> [The task]
Quote the records that follow in full and exactly; leave out the pictures.

Collected data
--- start ---
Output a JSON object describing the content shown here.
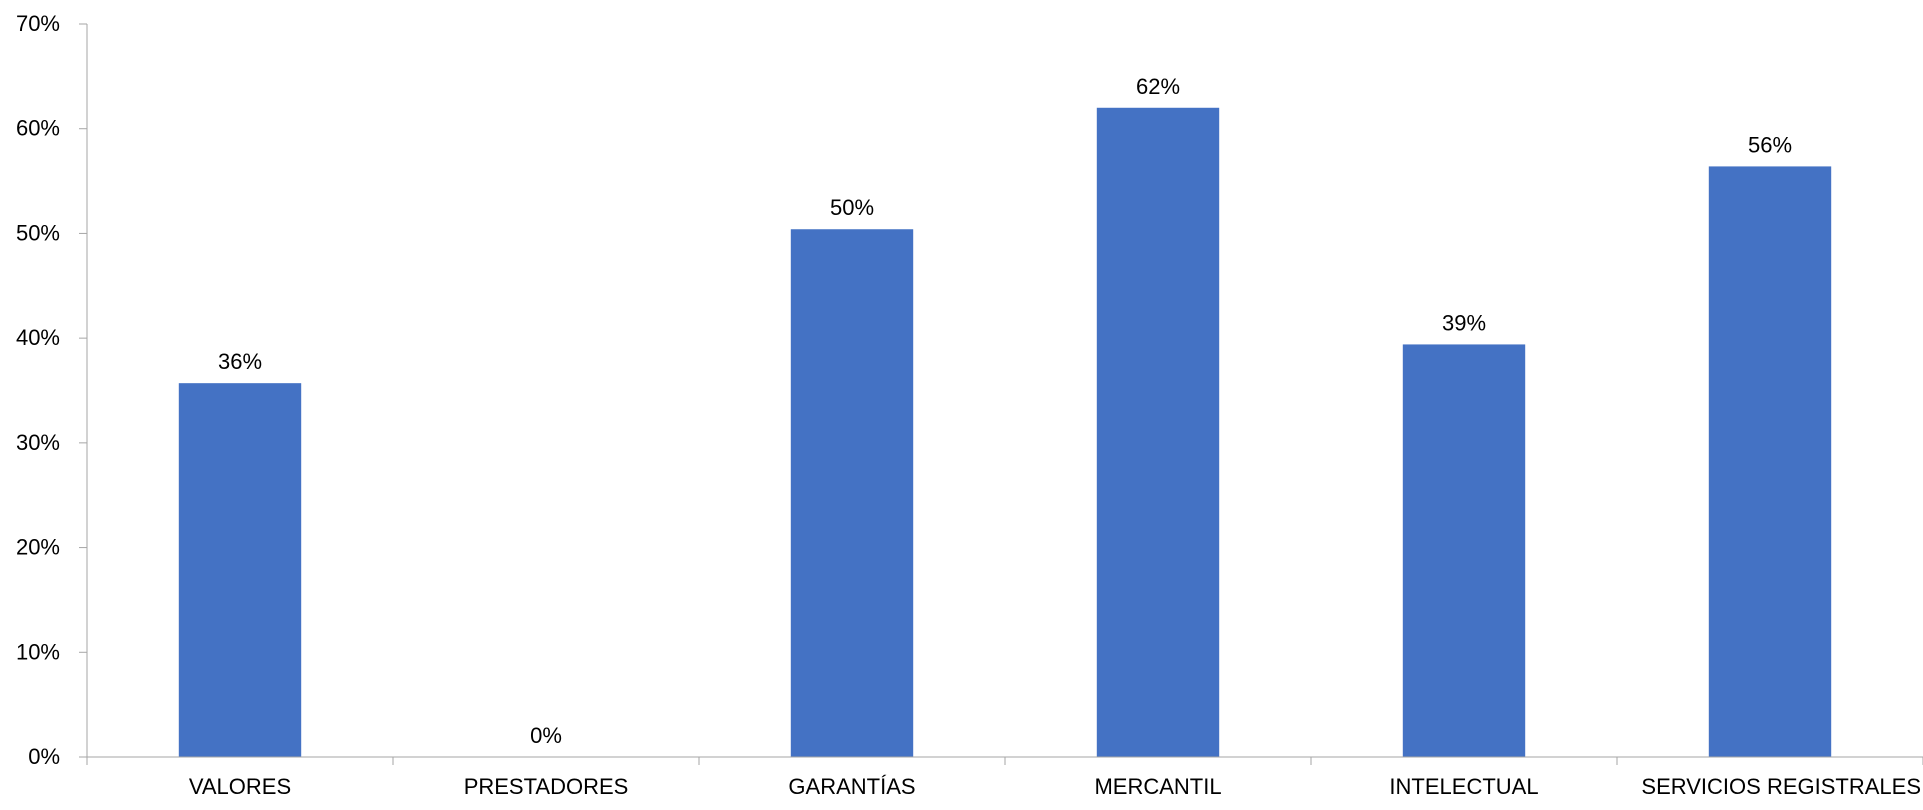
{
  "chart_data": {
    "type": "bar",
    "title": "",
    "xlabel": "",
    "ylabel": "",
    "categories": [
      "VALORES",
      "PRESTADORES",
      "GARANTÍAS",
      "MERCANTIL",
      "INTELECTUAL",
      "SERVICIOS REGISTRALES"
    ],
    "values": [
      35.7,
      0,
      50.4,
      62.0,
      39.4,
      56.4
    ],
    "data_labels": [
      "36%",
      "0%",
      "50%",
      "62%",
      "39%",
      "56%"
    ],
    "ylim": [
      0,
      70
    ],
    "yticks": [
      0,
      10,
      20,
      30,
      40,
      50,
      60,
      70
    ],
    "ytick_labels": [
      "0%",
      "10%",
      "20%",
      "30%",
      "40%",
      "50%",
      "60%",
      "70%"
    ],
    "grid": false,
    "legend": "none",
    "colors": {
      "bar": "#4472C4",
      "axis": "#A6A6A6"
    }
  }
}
--- end ---
> [Exercise output]
Output a JSON object describing the content shown here.
{
  "chart_data": {
    "type": "bar",
    "title": "",
    "xlabel": "",
    "ylabel": "",
    "categories": [
      "VALORES",
      "PRESTADORES",
      "GARANTÍAS",
      "MERCANTIL",
      "INTELECTUAL",
      "SERVICIOS REGISTRALES"
    ],
    "values": [
      35.7,
      0,
      50.4,
      62.0,
      39.4,
      56.4
    ],
    "data_labels": [
      "36%",
      "0%",
      "50%",
      "62%",
      "39%",
      "56%"
    ],
    "ylim": [
      0,
      70
    ],
    "yticks": [
      0,
      10,
      20,
      30,
      40,
      50,
      60,
      70
    ],
    "ytick_labels": [
      "0%",
      "10%",
      "20%",
      "30%",
      "40%",
      "50%",
      "60%",
      "70%"
    ],
    "grid": false,
    "legend": "none",
    "colors": {
      "bar": "#4472C4",
      "axis": "#A6A6A6"
    }
  }
}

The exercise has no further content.